| YOUR OBJECTIVE |
Give the count of lines that include the string "everything". Add nothing to it.

| RECORDS PROVIDED |
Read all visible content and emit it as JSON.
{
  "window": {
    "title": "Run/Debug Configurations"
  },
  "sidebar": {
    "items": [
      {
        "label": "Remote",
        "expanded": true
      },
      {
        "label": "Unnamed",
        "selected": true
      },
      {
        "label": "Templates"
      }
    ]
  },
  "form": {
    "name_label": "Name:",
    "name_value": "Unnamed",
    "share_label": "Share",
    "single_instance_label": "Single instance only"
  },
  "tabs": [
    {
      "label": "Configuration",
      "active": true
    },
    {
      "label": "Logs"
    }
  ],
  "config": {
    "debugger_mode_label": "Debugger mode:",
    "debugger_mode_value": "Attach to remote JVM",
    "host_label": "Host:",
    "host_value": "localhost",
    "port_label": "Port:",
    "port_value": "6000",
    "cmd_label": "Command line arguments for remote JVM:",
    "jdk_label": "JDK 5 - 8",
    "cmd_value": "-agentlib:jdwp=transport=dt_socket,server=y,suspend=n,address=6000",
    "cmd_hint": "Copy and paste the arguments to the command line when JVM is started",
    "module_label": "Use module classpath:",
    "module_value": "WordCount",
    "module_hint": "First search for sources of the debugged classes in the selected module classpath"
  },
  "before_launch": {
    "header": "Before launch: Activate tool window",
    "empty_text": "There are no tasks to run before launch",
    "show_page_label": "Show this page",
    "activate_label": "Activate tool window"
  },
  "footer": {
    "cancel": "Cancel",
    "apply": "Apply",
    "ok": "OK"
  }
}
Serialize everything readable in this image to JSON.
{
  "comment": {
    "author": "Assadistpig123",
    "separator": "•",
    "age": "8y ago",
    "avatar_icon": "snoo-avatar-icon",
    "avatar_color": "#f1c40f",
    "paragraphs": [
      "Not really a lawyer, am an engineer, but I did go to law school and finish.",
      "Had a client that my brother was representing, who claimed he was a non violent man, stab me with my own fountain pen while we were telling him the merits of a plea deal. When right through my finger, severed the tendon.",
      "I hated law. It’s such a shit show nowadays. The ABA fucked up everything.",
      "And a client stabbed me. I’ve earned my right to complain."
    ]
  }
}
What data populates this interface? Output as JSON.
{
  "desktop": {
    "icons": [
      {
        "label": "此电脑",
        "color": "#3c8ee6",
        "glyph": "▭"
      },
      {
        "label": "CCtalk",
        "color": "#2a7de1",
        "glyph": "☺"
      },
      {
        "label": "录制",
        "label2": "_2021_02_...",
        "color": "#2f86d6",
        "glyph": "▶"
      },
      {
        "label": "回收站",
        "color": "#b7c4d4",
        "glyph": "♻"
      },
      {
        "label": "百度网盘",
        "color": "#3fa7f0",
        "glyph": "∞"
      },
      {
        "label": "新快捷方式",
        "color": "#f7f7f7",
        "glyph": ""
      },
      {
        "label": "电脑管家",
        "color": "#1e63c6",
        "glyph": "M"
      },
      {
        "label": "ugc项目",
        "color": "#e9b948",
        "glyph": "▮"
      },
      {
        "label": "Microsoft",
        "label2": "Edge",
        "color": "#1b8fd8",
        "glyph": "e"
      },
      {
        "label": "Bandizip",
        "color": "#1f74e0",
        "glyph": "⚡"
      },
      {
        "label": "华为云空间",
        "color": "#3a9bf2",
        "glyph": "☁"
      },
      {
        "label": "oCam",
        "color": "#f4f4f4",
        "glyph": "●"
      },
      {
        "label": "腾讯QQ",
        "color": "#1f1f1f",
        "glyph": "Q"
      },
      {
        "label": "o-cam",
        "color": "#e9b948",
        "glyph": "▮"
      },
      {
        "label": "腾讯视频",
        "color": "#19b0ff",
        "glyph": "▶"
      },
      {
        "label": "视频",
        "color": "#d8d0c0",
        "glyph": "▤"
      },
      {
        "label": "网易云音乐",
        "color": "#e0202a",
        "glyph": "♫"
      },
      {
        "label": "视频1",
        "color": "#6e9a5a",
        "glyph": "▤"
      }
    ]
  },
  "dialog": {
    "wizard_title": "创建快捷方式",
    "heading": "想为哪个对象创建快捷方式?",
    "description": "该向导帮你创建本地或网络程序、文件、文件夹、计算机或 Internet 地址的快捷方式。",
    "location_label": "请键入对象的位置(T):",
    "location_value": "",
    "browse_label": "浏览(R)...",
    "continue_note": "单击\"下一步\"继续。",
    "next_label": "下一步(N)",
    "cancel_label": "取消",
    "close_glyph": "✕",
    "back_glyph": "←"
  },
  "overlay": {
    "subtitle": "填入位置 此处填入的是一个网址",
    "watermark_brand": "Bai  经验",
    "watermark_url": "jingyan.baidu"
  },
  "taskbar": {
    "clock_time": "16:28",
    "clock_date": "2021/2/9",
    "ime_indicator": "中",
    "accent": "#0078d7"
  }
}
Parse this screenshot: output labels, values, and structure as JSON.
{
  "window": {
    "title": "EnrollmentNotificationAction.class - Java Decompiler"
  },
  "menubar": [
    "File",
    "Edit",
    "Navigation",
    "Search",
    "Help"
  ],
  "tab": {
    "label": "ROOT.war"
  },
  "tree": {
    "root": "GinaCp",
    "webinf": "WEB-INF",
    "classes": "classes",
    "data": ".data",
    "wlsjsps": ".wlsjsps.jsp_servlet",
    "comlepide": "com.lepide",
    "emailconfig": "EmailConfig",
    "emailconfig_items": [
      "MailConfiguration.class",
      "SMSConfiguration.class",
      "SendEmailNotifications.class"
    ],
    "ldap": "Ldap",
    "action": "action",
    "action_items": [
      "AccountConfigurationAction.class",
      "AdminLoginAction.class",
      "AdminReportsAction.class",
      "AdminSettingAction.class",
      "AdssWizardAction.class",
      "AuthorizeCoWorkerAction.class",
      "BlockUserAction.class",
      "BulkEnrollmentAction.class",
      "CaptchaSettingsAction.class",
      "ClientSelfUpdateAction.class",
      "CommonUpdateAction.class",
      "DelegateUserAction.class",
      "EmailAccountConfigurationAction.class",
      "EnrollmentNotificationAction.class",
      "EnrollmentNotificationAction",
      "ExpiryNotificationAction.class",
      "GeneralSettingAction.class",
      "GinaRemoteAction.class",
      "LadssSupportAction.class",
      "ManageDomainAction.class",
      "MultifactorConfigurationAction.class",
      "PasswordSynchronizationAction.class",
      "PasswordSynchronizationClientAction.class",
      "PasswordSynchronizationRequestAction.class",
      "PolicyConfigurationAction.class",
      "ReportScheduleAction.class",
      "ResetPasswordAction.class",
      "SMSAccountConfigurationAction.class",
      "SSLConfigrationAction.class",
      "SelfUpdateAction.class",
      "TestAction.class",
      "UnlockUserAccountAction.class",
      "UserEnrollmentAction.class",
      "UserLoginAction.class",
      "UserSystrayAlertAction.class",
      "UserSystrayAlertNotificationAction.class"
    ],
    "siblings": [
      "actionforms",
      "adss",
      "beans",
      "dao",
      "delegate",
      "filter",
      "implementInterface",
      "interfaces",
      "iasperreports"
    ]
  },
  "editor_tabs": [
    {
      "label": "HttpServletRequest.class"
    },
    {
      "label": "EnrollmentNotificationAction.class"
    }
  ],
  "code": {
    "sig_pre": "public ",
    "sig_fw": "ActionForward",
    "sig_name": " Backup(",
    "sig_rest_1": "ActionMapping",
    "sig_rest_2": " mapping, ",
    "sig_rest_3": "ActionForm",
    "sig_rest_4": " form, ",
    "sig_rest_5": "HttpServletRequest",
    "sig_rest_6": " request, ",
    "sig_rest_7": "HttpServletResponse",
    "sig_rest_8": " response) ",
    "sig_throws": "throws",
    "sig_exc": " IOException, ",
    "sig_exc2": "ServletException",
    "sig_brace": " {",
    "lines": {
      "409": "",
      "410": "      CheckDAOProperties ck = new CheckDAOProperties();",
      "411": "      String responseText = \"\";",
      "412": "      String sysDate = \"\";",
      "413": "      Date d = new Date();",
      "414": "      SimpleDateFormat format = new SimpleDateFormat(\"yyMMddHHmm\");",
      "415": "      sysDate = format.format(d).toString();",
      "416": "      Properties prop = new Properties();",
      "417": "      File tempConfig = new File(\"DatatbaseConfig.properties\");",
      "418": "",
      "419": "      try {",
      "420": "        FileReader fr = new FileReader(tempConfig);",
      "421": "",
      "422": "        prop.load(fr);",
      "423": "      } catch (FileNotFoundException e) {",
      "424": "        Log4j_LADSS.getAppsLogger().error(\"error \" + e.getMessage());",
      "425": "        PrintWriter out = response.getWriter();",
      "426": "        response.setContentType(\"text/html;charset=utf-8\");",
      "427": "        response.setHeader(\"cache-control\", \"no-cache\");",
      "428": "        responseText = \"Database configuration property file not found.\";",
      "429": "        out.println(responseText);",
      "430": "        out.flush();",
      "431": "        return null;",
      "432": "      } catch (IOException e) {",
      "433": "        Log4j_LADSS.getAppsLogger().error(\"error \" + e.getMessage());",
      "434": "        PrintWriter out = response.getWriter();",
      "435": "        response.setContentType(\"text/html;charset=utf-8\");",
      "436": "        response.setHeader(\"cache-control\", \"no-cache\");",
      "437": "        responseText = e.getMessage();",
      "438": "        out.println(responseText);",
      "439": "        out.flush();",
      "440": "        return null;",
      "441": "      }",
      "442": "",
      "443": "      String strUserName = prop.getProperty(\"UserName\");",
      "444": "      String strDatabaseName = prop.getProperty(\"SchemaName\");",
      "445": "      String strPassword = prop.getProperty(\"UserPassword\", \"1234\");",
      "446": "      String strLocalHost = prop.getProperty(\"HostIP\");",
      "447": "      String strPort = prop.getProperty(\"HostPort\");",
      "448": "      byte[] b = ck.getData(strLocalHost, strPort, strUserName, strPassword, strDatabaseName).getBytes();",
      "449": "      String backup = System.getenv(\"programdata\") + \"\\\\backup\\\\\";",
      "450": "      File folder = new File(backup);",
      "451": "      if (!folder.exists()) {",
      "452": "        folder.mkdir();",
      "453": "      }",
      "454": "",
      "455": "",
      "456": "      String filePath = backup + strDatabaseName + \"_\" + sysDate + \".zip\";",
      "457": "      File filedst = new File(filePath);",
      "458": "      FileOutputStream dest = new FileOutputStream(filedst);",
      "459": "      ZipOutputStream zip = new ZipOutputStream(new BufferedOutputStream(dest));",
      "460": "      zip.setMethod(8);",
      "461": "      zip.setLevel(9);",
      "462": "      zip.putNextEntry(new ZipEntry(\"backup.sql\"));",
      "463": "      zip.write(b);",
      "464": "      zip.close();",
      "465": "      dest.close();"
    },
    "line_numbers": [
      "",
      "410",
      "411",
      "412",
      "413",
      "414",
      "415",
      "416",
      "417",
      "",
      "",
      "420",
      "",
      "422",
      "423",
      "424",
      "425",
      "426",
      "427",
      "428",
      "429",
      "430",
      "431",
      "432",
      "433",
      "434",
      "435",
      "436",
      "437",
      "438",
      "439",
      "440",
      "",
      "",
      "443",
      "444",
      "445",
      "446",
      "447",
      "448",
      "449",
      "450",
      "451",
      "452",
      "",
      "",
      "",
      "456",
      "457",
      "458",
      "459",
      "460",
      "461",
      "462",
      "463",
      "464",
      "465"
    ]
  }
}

| ANSWER TO THE EXERCISE |
2